## start RECORDS FOR THIS TASK

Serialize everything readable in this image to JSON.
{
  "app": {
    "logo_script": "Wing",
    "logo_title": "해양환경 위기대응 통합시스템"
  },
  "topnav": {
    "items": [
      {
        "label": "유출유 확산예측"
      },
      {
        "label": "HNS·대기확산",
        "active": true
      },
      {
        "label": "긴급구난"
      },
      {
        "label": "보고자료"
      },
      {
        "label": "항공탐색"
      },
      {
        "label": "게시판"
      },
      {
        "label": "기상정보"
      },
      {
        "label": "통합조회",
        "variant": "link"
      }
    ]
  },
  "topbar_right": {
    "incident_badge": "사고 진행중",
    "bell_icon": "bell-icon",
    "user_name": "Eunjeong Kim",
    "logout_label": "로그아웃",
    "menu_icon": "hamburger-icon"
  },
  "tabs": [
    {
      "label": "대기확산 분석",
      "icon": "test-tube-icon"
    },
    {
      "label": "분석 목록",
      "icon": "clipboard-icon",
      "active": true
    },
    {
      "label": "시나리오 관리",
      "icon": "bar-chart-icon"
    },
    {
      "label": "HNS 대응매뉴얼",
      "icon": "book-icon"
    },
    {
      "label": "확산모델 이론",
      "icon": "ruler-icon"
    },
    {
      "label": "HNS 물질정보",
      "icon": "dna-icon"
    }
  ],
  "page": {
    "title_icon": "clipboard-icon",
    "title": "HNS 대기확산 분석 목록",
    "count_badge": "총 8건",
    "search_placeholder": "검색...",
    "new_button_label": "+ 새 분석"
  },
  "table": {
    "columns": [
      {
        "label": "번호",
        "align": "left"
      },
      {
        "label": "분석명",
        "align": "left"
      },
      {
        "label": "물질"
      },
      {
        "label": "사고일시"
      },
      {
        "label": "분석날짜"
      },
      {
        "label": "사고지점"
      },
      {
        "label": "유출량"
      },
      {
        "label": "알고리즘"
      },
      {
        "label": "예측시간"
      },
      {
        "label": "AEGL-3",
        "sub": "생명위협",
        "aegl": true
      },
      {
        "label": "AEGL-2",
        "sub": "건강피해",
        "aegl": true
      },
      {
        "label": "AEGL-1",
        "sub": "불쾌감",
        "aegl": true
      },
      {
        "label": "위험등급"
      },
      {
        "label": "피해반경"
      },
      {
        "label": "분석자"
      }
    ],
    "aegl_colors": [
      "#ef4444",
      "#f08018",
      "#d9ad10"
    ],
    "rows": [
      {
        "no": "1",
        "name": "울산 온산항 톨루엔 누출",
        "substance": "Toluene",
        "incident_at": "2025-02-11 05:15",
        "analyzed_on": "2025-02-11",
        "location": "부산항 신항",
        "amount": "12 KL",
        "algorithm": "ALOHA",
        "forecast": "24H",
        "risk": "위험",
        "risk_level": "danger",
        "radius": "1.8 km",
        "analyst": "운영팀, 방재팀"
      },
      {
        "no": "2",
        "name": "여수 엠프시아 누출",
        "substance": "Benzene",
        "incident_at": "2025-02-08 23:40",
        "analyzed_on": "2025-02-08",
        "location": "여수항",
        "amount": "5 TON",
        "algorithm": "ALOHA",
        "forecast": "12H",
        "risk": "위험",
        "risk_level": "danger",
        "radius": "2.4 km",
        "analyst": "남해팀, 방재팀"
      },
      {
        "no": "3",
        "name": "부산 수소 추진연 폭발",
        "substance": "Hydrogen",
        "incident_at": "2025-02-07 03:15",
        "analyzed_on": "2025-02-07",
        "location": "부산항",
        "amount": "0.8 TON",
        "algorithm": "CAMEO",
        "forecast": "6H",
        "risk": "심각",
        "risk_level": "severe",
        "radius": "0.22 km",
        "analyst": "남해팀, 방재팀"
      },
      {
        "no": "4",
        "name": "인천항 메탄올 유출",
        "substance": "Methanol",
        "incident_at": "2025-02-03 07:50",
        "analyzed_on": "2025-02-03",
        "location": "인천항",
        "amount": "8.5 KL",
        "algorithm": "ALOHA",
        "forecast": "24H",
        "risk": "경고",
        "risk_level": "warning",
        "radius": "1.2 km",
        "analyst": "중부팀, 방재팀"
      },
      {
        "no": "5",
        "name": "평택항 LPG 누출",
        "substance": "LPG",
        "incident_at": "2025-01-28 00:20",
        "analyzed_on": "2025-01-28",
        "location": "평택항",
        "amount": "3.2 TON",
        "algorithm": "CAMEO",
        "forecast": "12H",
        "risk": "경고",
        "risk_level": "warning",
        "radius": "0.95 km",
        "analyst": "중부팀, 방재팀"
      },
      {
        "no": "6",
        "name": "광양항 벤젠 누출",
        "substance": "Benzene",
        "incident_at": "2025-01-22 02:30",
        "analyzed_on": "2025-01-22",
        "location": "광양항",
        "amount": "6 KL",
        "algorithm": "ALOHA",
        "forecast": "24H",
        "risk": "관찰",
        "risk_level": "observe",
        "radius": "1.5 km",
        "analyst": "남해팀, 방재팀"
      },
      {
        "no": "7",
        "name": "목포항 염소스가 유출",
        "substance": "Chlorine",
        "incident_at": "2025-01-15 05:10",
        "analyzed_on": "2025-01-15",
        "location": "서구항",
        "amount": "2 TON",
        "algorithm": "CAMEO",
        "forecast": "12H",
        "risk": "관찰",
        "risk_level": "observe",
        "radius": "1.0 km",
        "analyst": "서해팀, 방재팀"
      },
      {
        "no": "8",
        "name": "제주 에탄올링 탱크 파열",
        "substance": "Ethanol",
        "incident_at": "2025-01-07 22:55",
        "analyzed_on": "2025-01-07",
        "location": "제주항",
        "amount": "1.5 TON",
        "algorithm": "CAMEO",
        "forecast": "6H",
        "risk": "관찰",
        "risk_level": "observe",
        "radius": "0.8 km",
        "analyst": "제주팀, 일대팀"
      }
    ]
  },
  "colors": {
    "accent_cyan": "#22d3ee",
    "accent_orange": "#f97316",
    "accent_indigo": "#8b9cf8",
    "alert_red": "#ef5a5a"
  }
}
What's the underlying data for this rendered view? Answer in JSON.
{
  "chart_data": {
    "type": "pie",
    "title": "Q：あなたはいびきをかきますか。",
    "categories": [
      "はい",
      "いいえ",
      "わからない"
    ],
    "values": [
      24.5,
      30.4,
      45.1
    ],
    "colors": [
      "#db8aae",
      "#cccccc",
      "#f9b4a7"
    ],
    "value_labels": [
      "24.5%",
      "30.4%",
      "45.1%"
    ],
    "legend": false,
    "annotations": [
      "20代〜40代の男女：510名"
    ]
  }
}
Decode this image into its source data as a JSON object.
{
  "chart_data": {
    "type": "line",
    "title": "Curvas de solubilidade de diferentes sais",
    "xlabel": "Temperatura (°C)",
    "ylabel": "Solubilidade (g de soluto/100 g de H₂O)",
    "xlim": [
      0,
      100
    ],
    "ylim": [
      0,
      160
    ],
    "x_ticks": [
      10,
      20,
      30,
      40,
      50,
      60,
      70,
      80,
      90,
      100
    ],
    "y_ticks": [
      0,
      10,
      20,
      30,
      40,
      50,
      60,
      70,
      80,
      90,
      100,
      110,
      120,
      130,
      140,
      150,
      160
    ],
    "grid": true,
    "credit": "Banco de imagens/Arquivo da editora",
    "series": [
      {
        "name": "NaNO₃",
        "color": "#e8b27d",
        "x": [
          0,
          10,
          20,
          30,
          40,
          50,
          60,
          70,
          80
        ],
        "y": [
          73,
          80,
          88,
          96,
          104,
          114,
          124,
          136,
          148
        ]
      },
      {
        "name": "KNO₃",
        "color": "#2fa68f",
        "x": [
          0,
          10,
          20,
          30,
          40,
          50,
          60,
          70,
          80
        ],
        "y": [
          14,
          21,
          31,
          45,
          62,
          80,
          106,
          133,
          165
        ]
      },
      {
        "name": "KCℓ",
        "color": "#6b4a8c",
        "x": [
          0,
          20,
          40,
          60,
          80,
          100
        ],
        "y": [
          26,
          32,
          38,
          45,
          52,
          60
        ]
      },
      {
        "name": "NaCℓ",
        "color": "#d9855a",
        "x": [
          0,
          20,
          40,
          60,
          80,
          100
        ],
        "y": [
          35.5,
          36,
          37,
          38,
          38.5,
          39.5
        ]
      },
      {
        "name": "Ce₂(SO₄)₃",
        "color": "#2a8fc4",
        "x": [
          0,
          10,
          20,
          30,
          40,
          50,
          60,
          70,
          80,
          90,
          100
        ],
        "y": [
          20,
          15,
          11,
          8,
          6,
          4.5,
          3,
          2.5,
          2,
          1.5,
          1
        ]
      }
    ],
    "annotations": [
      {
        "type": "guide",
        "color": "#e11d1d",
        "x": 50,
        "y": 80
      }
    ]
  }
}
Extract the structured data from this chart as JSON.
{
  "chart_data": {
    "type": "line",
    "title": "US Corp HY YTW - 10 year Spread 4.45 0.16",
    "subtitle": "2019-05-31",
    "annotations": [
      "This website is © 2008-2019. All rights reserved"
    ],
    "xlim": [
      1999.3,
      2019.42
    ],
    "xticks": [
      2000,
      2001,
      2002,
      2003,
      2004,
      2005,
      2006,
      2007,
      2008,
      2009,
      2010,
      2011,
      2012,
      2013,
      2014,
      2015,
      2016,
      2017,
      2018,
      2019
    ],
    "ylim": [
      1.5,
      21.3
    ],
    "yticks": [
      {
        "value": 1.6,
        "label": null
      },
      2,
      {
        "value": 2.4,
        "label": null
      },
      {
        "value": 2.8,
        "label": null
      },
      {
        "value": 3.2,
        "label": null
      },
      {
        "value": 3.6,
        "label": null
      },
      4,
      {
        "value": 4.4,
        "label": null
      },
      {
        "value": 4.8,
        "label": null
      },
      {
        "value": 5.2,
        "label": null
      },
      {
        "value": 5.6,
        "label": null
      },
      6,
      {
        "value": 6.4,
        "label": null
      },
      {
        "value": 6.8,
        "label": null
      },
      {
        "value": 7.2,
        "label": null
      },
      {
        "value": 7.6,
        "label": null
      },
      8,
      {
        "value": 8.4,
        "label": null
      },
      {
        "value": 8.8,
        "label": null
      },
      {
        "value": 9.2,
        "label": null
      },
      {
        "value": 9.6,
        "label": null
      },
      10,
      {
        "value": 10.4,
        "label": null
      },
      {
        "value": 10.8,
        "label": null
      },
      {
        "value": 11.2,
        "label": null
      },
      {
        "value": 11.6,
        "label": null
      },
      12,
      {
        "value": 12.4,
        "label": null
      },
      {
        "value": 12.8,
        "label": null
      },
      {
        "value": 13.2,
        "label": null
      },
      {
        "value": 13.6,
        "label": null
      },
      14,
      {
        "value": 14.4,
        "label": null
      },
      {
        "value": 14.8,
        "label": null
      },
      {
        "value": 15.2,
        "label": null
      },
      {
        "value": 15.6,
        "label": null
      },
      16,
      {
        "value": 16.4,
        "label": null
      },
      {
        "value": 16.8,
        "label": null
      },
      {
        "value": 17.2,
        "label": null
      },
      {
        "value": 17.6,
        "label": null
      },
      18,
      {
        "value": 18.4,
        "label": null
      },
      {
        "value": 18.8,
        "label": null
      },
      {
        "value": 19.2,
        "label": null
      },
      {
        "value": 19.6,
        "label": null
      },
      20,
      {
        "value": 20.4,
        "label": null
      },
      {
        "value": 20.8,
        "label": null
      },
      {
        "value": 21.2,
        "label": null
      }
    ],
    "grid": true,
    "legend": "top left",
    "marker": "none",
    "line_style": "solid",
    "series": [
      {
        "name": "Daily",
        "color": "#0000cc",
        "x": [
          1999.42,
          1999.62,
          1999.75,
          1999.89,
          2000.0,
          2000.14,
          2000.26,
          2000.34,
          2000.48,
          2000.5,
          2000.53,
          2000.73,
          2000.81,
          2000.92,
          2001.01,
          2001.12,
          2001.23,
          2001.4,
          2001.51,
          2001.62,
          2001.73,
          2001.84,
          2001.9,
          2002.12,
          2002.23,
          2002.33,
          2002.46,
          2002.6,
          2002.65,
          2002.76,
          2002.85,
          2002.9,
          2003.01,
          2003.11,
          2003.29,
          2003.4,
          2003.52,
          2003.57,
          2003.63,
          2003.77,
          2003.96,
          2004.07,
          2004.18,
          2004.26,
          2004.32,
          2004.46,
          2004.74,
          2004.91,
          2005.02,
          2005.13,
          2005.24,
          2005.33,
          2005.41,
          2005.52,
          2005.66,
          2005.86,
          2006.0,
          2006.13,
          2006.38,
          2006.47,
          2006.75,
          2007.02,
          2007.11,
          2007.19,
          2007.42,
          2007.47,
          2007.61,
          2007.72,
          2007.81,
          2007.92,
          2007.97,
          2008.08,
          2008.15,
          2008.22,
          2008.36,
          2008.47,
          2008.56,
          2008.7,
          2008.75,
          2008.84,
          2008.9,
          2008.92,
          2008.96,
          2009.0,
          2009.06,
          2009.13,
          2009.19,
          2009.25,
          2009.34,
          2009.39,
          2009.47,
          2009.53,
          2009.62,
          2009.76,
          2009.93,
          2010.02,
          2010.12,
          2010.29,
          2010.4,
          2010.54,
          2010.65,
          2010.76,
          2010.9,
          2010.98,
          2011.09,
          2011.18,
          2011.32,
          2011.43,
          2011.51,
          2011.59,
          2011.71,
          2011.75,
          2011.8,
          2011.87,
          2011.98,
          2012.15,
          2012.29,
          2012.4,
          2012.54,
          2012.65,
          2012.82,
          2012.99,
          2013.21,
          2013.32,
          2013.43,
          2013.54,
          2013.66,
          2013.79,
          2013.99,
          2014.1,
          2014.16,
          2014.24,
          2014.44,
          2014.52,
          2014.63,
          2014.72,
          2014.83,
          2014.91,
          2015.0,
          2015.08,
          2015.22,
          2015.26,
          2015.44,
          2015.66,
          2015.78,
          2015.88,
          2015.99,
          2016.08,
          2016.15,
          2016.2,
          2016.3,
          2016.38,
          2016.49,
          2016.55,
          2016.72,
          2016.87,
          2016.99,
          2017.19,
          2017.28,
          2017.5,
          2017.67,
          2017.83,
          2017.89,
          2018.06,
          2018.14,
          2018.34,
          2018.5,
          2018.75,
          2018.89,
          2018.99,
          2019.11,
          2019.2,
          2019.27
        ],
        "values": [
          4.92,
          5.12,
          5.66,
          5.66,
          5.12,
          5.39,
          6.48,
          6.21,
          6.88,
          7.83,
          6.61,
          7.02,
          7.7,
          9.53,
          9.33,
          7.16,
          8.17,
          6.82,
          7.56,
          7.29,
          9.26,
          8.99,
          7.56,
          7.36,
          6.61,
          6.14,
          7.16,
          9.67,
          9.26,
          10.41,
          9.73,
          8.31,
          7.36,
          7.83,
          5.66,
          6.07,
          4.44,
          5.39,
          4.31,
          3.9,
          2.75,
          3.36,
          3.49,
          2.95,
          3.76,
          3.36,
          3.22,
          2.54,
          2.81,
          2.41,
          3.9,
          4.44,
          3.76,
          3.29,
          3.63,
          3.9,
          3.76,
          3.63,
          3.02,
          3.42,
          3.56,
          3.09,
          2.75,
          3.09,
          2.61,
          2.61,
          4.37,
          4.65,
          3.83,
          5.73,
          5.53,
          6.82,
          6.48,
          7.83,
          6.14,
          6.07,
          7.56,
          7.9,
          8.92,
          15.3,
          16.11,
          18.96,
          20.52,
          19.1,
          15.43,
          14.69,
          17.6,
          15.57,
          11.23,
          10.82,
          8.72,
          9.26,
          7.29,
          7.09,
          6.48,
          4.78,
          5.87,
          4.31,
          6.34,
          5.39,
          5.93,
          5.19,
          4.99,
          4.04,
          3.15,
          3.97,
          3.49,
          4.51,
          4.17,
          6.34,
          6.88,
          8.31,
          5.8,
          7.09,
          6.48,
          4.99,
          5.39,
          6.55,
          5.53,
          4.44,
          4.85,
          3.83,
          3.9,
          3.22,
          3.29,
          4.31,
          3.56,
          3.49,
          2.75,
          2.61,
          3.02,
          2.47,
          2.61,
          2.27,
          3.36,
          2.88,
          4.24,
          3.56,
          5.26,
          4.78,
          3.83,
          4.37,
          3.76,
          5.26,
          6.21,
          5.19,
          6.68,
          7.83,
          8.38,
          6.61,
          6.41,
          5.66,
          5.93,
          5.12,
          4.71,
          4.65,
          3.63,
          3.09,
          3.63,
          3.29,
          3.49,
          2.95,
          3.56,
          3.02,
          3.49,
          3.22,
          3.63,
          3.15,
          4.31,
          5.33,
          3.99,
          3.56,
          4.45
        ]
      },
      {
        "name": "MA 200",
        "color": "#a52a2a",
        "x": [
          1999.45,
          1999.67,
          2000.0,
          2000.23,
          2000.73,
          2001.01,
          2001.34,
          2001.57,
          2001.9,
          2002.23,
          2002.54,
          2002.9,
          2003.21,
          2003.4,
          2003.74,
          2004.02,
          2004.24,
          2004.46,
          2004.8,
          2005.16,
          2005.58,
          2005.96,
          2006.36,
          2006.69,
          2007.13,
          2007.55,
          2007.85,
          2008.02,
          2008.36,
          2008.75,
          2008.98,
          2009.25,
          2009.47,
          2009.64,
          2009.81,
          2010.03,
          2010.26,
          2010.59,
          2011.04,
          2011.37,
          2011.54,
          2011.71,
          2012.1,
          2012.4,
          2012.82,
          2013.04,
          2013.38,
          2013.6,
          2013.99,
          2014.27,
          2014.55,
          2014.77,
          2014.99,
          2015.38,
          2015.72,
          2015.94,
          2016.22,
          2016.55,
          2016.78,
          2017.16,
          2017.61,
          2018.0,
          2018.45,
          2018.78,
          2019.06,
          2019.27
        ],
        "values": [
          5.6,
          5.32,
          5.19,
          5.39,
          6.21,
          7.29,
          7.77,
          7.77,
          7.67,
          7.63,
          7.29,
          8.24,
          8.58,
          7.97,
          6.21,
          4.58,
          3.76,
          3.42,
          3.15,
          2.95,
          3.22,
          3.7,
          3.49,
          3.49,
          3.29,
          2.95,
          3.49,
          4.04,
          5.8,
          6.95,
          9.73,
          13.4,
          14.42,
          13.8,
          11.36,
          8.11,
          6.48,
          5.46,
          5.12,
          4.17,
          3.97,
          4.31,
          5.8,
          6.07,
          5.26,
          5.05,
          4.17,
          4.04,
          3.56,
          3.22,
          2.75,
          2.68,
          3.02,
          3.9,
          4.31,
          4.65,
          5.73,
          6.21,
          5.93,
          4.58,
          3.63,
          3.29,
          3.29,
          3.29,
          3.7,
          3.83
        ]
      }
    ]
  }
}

## end RECORDS FOR THIS TASK

▸ **PROBLEM REQUIREMENTS**:
Locate the word "대기확산" in the records and collect each line it appears in.

▸ **ANSWER TO THIS PROBLEM**:
        "label": "HNS·대기확산",
      "label": "대기확산 분석",
    "title": "HNS 대기확산 분석 목록",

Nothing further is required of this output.